- **Task**
Every record must be transcribed in its entirety, apart from the images, which are to be omitted.

A block of data
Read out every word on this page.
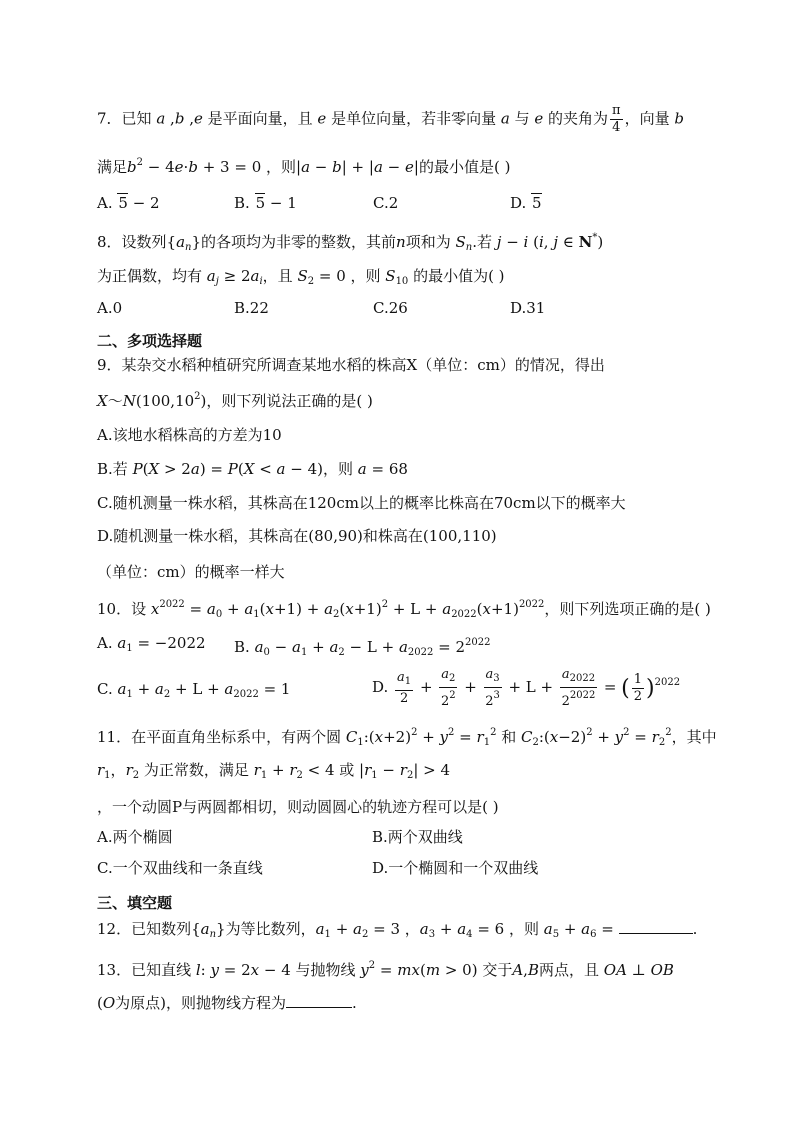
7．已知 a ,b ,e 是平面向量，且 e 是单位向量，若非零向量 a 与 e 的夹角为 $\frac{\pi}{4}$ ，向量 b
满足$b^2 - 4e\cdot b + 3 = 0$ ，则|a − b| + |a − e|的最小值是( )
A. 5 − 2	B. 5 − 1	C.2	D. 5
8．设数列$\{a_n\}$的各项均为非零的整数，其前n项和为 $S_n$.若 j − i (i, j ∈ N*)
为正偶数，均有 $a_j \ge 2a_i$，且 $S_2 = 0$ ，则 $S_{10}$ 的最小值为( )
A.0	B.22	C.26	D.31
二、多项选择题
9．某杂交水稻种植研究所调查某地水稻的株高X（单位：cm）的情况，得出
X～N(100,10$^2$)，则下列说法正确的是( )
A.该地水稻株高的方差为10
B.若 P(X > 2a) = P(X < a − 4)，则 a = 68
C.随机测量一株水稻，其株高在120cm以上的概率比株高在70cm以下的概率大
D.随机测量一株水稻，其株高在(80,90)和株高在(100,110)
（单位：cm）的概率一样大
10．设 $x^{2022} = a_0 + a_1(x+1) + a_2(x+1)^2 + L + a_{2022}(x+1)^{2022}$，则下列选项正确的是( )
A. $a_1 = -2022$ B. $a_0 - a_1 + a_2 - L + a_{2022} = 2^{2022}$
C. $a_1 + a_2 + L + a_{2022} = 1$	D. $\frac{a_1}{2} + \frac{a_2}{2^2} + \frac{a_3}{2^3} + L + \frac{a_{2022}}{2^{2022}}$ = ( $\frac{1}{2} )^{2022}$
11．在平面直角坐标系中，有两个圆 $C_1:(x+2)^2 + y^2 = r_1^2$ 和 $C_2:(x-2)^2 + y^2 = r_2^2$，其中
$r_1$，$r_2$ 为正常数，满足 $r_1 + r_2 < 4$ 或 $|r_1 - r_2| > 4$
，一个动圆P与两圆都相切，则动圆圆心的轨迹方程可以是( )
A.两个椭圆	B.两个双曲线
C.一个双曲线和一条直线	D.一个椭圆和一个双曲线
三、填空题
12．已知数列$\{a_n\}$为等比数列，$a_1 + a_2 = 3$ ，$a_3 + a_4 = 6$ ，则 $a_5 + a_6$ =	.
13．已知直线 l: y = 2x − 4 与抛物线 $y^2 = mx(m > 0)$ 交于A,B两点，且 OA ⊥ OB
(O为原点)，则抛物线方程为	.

- **Output**
Read out every word on this page.
7．已知 a ,b ,e 是平面向量，且 e 是单位向量，若非零向量 a 与 e 的夹角为 $\frac{\pi}{4}$ ，向量 b
满足$b^2 - 4e\cdot b + 3 = 0$ ，则|a − b| + |a − e|的最小值是( )
A. 5 − 2	B. 5 − 1	C.2	D. 5
8．设数列$\{a_n\}$的各项均为非零的整数，其前n项和为 $S_n$.若 j − i (i, j ∈ N*)
为正偶数，均有 $a_j \ge 2a_i$，且 $S_2 = 0$ ，则 $S_{10}$ 的最小值为( )
A.0	B.22	C.26	D.31
二、多项选择题
9．某杂交水稻种植研究所调查某地水稻的株高X（单位：cm）的情况，得出
X～N(100,10$^2$)，则下列说法正确的是( )
A.该地水稻株高的方差为10
B.若 P(X > 2a) = P(X < a − 4)，则 a = 68
C.随机测量一株水稻，其株高在120cm以上的概率比株高在70cm以下的概率大
D.随机测量一株水稻，其株高在(80,90)和株高在(100,110)
（单位：cm）的概率一样大
10．设 $x^{2022} = a_0 + a_1(x+1) + a_2(x+1)^2 + L + a_{2022}(x+1)^{2022}$，则下列选项正确的是( )
A. $a_1 = -2022$ B. $a_0 - a_1 + a_2 - L + a_{2022} = 2^{2022}$
C. $a_1 + a_2 + L + a_{2022} = 1$	D. $\frac{a_1}{2} + \frac{a_2}{2^2} + \frac{a_3}{2^3} + L + \frac{a_{2022}}{2^{2022}}$ = ( $\frac{1}{2} )^{2022}$
11．在平面直角坐标系中，有两个圆 $C_1:(x+2)^2 + y^2 = r_1^2$ 和 $C_2:(x-2)^2 + y^2 = r_2^2$，其中
$r_1$，$r_2$ 为正常数，满足 $r_1 + r_2 < 4$ 或 $|r_1 - r_2| > 4$
，一个动圆P与两圆都相切，则动圆圆心的轨迹方程可以是( )
A.两个椭圆	B.两个双曲线
C.一个双曲线和一条直线	D.一个椭圆和一个双曲线
三、填空题
12．已知数列$\{a_n\}$为等比数列，$a_1 + a_2 = 3$ ，$a_3 + a_4 = 6$ ，则 $a_5 + a_6$ =	.
13．已知直线 l: y = 2x − 4 与抛物线 $y^2 = mx(m > 0)$ 交于A,B两点，且 OA ⊥ OB
(O为原点)，则抛物线方程为	.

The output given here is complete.